- Given problem
Pull out each line of the data that includes the word "above".

- Dataset excerpts

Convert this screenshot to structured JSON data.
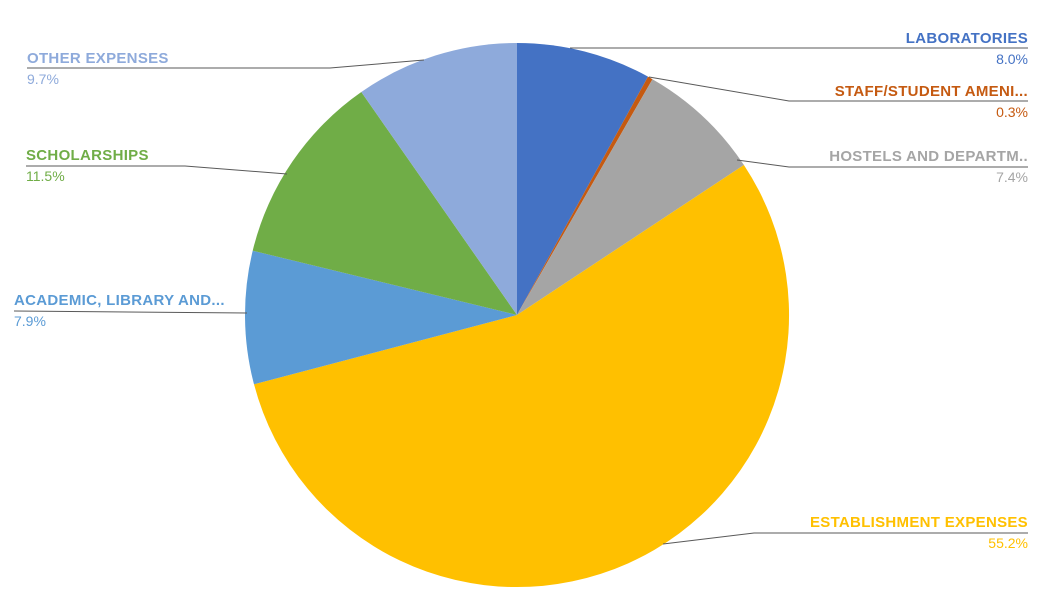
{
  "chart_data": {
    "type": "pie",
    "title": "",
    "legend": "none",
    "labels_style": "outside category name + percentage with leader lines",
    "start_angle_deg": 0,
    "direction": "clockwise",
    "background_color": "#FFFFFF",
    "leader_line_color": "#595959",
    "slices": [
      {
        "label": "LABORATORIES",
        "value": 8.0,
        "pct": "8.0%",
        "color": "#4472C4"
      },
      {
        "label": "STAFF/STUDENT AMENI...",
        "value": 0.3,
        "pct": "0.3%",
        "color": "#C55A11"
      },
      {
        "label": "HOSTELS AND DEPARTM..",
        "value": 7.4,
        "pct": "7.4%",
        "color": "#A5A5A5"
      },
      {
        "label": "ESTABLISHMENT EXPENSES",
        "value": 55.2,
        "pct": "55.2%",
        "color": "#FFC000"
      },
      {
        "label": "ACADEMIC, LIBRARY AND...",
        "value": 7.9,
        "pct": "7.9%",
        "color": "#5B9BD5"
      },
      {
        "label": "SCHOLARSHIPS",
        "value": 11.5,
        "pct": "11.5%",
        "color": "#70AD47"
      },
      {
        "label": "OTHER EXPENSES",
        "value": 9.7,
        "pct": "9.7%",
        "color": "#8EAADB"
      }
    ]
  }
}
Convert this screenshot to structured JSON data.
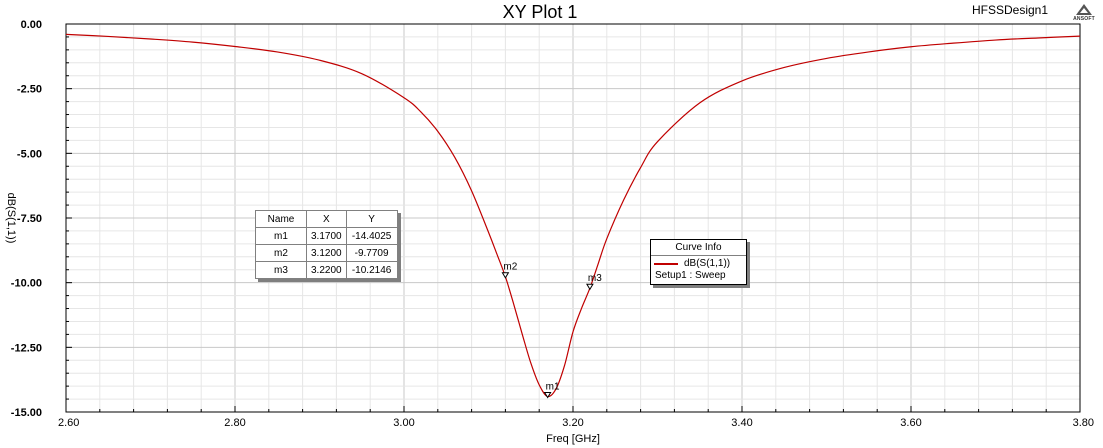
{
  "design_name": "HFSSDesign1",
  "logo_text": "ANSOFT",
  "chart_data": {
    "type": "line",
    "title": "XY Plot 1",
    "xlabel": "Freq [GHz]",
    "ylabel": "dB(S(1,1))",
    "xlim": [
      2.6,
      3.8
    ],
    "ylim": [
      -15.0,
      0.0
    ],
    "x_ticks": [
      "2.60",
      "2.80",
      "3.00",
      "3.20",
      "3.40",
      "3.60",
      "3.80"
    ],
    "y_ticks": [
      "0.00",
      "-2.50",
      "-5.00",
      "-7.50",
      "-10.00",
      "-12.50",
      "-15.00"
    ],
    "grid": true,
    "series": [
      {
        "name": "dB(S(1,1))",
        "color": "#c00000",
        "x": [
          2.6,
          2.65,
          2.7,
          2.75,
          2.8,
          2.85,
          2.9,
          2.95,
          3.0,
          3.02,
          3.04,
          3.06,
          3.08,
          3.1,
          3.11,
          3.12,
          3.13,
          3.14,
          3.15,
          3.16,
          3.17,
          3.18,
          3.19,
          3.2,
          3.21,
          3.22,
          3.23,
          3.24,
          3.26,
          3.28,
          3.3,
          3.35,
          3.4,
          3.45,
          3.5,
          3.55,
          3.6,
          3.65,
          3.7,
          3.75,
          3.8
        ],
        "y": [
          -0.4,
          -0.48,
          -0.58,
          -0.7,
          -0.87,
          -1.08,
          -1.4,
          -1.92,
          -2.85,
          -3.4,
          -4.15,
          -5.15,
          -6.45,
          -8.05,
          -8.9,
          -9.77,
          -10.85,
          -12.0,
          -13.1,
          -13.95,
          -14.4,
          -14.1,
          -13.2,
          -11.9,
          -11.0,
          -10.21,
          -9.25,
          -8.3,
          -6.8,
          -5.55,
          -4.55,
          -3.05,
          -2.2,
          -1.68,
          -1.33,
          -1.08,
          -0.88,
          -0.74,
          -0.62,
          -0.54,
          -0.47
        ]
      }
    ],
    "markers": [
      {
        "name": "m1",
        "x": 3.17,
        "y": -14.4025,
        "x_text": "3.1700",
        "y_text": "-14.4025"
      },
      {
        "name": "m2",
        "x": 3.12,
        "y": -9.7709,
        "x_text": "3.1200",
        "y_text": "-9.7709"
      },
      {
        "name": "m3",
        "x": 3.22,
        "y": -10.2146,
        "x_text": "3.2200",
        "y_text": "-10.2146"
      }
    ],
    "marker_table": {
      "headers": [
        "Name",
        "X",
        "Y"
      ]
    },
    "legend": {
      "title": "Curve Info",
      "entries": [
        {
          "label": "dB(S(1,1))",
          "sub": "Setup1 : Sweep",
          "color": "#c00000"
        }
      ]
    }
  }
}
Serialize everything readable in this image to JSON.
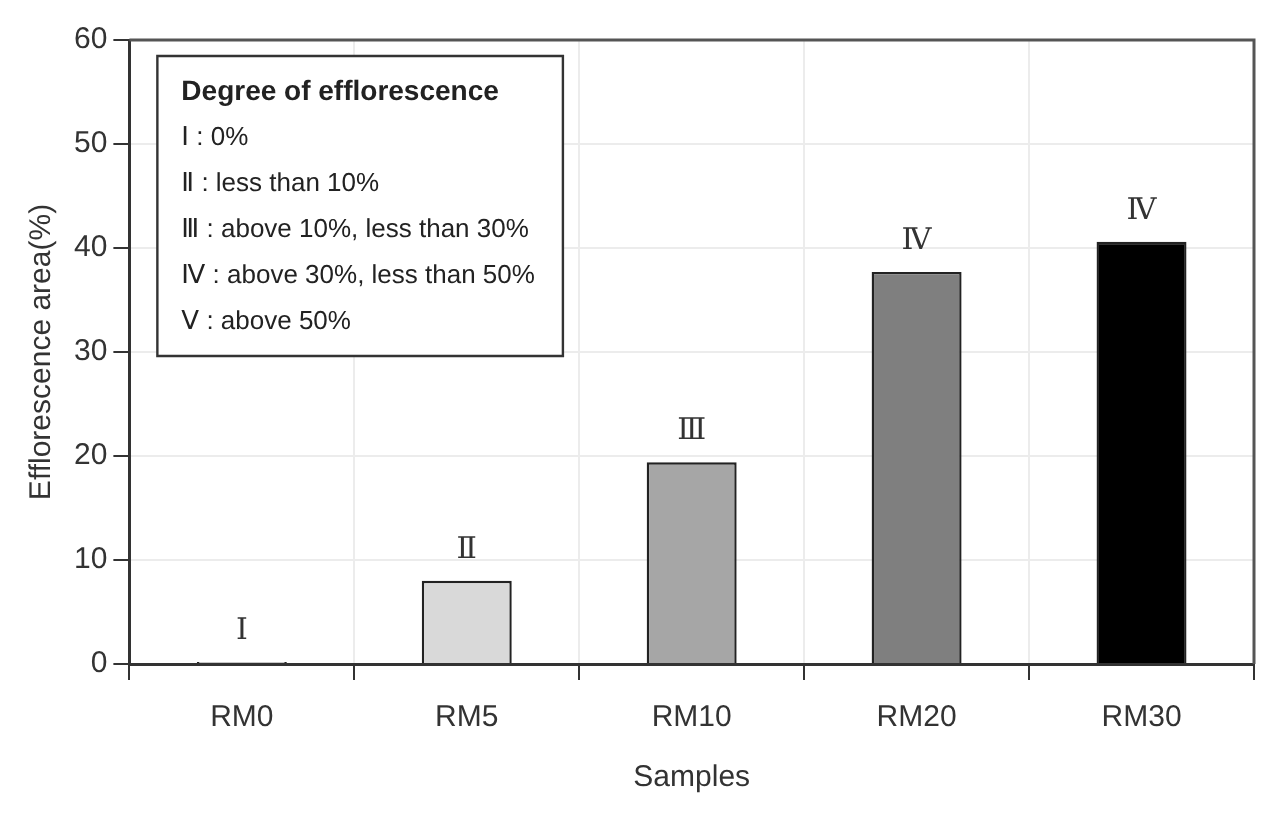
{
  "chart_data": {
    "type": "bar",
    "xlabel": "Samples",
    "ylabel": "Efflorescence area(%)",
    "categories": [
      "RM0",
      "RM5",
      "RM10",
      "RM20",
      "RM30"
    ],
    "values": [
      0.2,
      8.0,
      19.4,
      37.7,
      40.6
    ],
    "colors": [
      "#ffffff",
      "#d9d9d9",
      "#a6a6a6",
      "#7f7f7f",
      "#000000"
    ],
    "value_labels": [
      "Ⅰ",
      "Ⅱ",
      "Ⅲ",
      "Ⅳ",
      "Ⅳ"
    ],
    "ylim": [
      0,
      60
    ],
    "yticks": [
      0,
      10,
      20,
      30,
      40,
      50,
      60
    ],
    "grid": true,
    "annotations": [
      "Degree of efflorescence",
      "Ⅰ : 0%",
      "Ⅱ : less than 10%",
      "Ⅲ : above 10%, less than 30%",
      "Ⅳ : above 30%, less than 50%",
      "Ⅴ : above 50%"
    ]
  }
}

- Result
      "Ⅲ : above 10%, less than 30%",
      "Ⅳ : above 30%, less than 50%",
      "Ⅴ : above 50%"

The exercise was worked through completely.